Objective: From the line containing "Parse this screenshot: output" down to the final line of the entries below, quote every line verbatim. Exclude pictures.

Material for this task:
▽

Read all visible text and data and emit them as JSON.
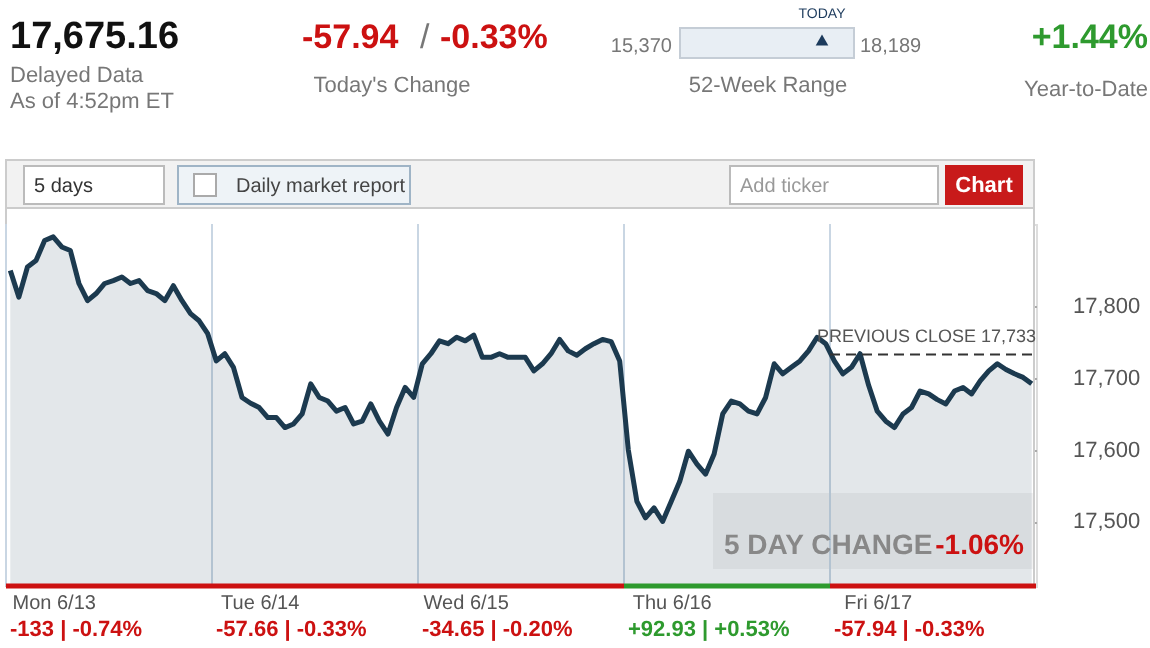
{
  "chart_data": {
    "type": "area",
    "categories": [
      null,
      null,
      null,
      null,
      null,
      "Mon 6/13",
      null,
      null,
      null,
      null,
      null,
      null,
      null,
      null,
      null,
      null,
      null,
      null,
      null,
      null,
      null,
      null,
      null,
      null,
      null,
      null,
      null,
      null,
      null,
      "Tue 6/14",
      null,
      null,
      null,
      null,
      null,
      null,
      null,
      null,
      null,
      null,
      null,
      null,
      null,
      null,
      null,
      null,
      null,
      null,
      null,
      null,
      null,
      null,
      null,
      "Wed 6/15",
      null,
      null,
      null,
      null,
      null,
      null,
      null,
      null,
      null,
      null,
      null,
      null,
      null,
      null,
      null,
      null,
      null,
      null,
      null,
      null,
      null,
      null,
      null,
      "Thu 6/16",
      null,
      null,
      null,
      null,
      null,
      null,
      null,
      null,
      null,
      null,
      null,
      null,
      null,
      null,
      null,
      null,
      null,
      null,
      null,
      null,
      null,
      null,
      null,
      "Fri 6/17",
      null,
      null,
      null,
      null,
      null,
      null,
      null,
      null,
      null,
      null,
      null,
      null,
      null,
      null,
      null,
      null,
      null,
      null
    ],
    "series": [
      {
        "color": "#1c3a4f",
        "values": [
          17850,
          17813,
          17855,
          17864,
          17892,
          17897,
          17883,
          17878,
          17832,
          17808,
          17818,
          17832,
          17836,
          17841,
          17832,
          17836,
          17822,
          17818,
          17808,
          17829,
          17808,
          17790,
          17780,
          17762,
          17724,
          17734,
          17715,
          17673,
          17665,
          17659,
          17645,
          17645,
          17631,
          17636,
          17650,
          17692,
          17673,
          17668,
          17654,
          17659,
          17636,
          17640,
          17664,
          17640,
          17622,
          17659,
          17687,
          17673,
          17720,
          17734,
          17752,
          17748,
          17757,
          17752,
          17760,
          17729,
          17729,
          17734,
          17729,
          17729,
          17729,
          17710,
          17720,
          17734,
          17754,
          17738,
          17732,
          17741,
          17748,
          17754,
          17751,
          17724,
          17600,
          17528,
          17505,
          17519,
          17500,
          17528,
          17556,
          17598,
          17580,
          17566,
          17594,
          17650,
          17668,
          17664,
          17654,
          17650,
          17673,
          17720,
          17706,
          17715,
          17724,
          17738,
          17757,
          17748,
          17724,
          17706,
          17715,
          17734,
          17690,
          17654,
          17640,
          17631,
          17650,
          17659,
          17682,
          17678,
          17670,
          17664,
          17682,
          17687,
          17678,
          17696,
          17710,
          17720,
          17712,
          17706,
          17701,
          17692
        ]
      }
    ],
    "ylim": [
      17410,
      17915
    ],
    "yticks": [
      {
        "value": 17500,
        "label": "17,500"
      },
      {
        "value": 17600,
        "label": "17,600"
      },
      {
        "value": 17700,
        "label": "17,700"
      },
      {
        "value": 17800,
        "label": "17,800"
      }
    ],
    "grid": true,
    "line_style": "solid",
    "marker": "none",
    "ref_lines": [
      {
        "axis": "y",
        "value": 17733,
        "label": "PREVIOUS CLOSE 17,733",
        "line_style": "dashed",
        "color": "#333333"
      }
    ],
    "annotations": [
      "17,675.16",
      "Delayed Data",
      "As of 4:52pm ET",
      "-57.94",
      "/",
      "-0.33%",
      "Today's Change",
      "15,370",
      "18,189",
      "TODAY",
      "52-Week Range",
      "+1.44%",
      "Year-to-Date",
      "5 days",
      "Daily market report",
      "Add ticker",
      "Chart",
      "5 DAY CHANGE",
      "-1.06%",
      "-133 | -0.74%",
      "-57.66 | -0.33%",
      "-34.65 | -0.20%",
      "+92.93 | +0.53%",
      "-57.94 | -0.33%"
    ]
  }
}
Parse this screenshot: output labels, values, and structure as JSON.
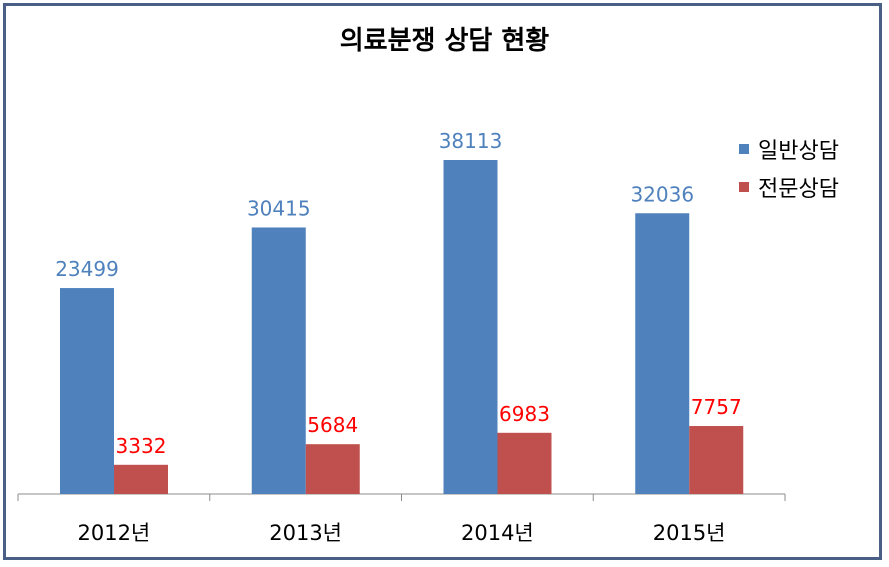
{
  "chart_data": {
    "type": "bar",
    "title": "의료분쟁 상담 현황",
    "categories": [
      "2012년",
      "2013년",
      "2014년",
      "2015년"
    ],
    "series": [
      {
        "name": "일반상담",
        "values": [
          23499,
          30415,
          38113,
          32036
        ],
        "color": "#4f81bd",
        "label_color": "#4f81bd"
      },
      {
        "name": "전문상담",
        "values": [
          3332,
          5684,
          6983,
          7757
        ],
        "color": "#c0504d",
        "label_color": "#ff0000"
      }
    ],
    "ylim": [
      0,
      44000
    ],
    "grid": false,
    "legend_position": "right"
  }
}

△

Full answer:
Parse this screenshot: output labels, values, and structure as JSON.
{
  "chart_data": {
    "type": "bar",
    "title": "의료분쟁 상담 현황",
    "categories": [
      "2012년",
      "2013년",
      "2014년",
      "2015년"
    ],
    "series": [
      {
        "name": "일반상담",
        "values": [
          23499,
          30415,
          38113,
          32036
        ],
        "color": "#4f81bd",
        "label_color": "#4f81bd"
      },
      {
        "name": "전문상담",
        "values": [
          3332,
          5684,
          6983,
          7757
        ],
        "color": "#c0504d",
        "label_color": "#ff0000"
      }
    ],
    "ylim": [
      0,
      44000
    ],
    "grid": false,
    "legend_position": "right"
  }
}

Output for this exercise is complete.